▶ **TASK REQUIREMENTS**: Can you turn the listing below into a two-column CSV headed "input" and "output", so that each text and its answer share one row? Put each in a single quoted field, with line breaks replaced by spaces.

▶ **ENTRIES SUPPLIED**:
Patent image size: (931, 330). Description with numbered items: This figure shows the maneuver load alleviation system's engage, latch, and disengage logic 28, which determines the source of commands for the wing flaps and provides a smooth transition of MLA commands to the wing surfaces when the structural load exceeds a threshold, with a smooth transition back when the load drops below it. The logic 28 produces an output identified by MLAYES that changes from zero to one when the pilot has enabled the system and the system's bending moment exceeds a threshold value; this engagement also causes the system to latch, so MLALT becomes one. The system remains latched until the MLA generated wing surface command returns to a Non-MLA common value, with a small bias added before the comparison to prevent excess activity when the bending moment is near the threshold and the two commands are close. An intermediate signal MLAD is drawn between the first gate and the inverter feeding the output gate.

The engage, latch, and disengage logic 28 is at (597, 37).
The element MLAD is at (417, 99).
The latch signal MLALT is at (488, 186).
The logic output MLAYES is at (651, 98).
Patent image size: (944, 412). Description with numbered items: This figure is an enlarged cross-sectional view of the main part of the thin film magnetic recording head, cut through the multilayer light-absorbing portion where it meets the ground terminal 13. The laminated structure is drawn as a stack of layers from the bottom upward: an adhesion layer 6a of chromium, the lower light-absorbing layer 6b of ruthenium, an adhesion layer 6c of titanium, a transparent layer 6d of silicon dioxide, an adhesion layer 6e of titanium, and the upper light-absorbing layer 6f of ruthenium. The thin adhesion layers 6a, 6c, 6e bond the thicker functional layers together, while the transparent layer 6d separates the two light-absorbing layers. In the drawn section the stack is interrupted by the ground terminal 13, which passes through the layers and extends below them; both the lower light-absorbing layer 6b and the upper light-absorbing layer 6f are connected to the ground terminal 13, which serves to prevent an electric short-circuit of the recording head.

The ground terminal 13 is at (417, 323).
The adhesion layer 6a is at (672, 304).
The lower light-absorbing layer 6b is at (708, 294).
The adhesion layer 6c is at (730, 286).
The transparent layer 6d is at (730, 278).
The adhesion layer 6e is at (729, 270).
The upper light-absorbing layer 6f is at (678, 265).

▶ **EXERCISE SOLUTION**:
input,output
"Patent image size: (931, 330). Description with numbered items: This figure shows the maneuver load alleviation system's engage, latch, and disengage logic 28, which determines the source of commands for the wing flaps and provides a smooth transition of MLA commands to the wing surfaces when the structural load exceeds a threshold, with a smooth transition back when the load drops below it. The logic 28 produces an output identified by MLAYES that changes from zero to one when the pilot has enabled the system and the system's bending moment exceeds a threshold value; this engagement also causes the system to latch, so MLALT becomes one. The system remains latched until the MLA generated wing surface command returns to a Non-MLA common value, with a small bias added before the comparison to prevent excess activity when the bending moment is near the threshold and the two commands are close. An intermediate signal MLAD is drawn between the first gate and the inverter feeding the output gate.","The engage, latch, and disengage logic 28 is at (597, 37). The element MLAD is at (417, 99). The latch signal MLALT is at (488, 186). The logic output MLAYES is at (651, 98)."
"Patent image size: (944, 412). Description with numbered items: This figure is an enlarged cross-sectional view of the main part of the thin film magnetic recording head, cut through the multilayer light-absorbing portion where it meets the ground terminal 13. The laminated structure is drawn as a stack of layers from the bottom upward: an adhesion layer 6a of chromium, the lower light-absorbing layer 6b of ruthenium, an adhesion layer 6c of titanium, a transparent layer 6d of silicon dioxide, an adhesion layer 6e of titanium, and the upper light-absorbing layer 6f of ruthenium. The thin adhesion layers 6a, 6c, 6e bond the thicker functional layers together, while the transparent layer 6d separates the two light-absorbing layers. In the drawn section the stack is interrupted by the ground terminal 13, which passes through the layers and extends below them; both the lower light-absorbing layer 6b and the upper light-absorbing layer 6f are connected to the ground terminal 13, which serves to prevent an electric short-circuit of the recording head.","The ground terminal 13 is at (417, 323). The adhesion layer 6a is at (672, 304). The lower light-absorbing layer 6b is at (708, 294). The adhesion layer 6c is at (730, 286). The transparent layer 6d is at (730, 278). The adhesion layer 6e is at (729, 270). The upper light-absorbing layer 6f is at (678, 265)."